----- PROVIDED DATA
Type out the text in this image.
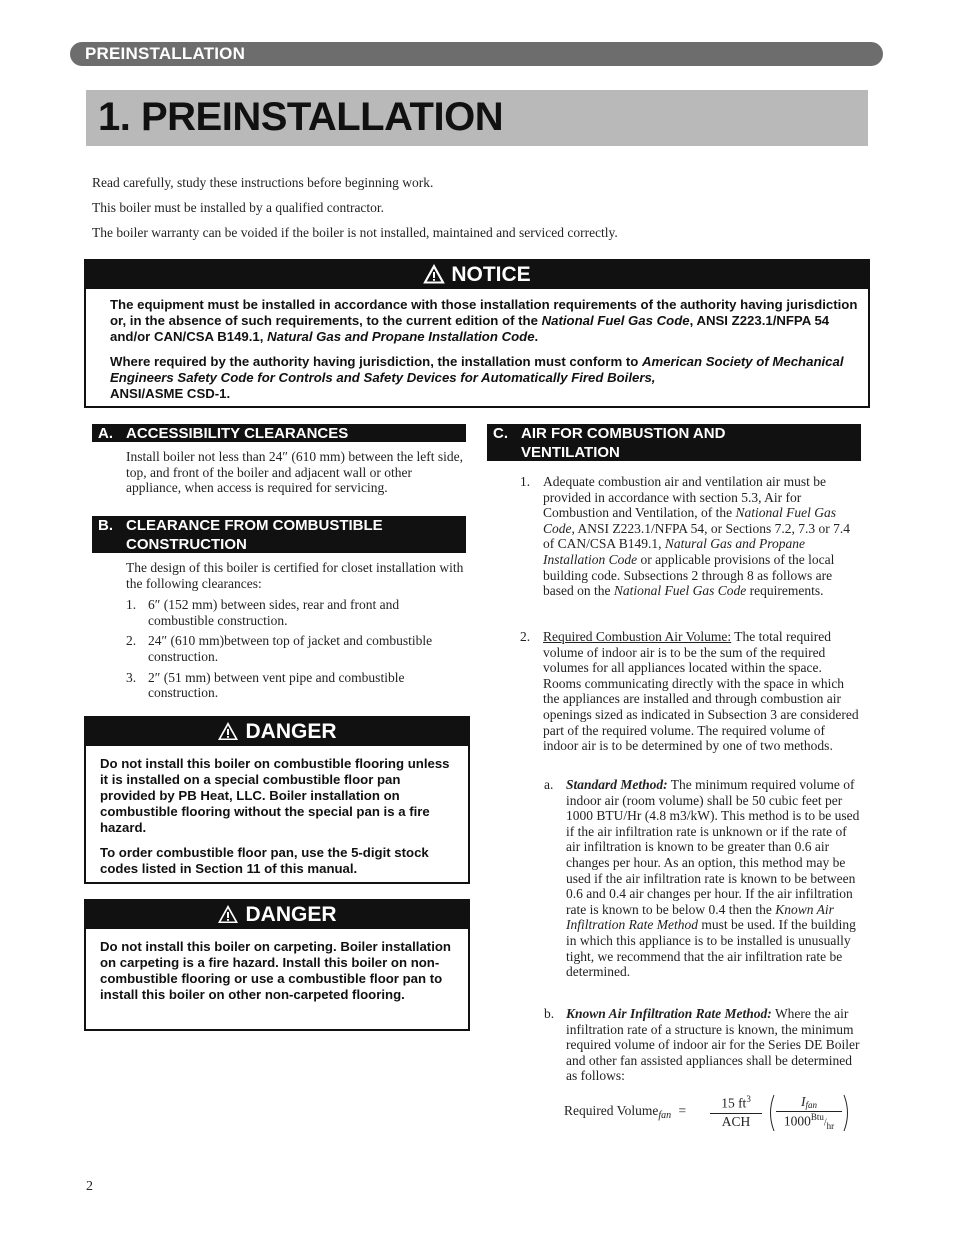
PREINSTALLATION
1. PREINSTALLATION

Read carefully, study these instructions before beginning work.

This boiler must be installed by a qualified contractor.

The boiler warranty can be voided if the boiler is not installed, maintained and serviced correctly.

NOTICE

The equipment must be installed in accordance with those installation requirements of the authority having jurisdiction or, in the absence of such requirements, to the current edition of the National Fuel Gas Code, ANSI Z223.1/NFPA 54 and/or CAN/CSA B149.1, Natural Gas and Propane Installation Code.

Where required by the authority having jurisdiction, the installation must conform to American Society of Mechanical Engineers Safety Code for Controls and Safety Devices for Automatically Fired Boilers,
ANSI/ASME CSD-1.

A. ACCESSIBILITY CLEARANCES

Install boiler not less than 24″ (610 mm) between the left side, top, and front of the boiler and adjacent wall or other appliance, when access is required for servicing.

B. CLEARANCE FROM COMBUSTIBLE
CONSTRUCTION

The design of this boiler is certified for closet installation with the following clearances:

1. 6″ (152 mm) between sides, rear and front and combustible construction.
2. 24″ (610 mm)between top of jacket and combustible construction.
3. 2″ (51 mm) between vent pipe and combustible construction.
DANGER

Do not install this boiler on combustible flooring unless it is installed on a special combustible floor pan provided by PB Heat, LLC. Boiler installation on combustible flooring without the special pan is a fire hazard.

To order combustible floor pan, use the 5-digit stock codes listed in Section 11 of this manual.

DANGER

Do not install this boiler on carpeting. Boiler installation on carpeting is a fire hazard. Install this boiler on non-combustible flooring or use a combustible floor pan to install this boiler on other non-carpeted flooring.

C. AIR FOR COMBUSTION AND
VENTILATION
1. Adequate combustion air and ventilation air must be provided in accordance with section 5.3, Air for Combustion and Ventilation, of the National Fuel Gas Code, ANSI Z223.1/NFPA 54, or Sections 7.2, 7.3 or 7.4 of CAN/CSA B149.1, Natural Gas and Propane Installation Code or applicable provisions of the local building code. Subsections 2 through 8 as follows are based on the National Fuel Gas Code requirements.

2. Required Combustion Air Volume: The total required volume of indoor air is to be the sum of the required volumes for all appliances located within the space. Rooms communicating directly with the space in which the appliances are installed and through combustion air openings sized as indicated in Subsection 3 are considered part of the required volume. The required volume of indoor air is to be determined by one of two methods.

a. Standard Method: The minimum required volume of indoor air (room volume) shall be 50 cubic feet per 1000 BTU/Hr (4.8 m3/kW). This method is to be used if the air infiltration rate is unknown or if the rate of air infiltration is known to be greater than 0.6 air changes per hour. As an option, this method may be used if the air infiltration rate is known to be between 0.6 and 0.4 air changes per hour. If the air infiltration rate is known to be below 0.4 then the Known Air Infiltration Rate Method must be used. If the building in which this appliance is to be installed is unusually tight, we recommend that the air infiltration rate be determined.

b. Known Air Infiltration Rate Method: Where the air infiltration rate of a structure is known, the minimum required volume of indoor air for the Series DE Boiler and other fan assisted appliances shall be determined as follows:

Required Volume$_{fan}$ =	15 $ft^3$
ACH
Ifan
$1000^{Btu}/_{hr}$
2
----------
----- PROVIDED DATA
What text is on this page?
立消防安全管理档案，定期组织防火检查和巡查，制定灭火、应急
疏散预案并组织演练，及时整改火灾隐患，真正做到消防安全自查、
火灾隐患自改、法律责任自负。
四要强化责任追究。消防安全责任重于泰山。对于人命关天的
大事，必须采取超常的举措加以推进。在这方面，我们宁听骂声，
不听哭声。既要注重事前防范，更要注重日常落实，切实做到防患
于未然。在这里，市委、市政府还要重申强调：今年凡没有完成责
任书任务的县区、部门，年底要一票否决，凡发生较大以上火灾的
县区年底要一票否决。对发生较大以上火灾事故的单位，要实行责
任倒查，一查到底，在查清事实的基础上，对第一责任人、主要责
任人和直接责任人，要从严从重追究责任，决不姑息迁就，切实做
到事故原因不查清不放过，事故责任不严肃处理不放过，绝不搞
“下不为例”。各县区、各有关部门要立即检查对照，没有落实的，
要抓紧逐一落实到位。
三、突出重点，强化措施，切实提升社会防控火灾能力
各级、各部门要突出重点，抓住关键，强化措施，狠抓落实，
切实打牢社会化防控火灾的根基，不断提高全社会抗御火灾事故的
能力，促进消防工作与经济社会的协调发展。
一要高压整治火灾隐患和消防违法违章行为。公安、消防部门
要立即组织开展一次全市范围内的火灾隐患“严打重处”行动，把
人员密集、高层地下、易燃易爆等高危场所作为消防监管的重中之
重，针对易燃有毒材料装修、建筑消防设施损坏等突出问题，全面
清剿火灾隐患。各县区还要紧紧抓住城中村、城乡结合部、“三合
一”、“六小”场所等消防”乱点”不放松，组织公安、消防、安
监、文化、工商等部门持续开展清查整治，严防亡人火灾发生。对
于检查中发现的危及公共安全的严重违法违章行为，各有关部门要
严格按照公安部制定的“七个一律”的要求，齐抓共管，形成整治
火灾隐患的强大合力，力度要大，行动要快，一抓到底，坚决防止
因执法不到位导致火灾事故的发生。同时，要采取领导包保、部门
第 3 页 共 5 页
----------
----- PROVIDED DATA
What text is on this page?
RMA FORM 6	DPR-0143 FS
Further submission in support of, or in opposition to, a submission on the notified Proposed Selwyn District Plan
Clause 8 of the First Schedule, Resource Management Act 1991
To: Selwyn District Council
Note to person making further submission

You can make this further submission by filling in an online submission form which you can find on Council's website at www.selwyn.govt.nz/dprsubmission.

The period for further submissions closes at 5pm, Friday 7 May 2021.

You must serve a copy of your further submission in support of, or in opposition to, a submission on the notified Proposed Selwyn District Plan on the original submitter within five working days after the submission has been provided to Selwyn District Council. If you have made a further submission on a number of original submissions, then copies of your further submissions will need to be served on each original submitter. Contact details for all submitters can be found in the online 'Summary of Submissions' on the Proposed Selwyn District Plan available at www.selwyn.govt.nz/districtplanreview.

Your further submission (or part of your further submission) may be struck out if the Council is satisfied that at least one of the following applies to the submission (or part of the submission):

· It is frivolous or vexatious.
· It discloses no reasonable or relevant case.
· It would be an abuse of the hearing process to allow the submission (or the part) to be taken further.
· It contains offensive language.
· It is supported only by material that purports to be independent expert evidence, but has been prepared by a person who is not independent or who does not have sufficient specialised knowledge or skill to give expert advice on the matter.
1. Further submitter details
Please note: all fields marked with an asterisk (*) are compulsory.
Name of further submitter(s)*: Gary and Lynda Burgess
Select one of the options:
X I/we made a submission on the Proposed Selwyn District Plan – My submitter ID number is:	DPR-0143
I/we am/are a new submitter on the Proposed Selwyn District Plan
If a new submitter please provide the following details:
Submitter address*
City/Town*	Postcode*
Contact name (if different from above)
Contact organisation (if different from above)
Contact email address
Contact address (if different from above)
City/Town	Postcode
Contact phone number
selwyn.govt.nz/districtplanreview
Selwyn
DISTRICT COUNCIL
----------
[EXERCISE DESCRIPTION]
Extract each line holding the string "PREINSTALLATION".

[RIGHT ANSWER]
PREINSTALLATION
1. PREINSTALLATION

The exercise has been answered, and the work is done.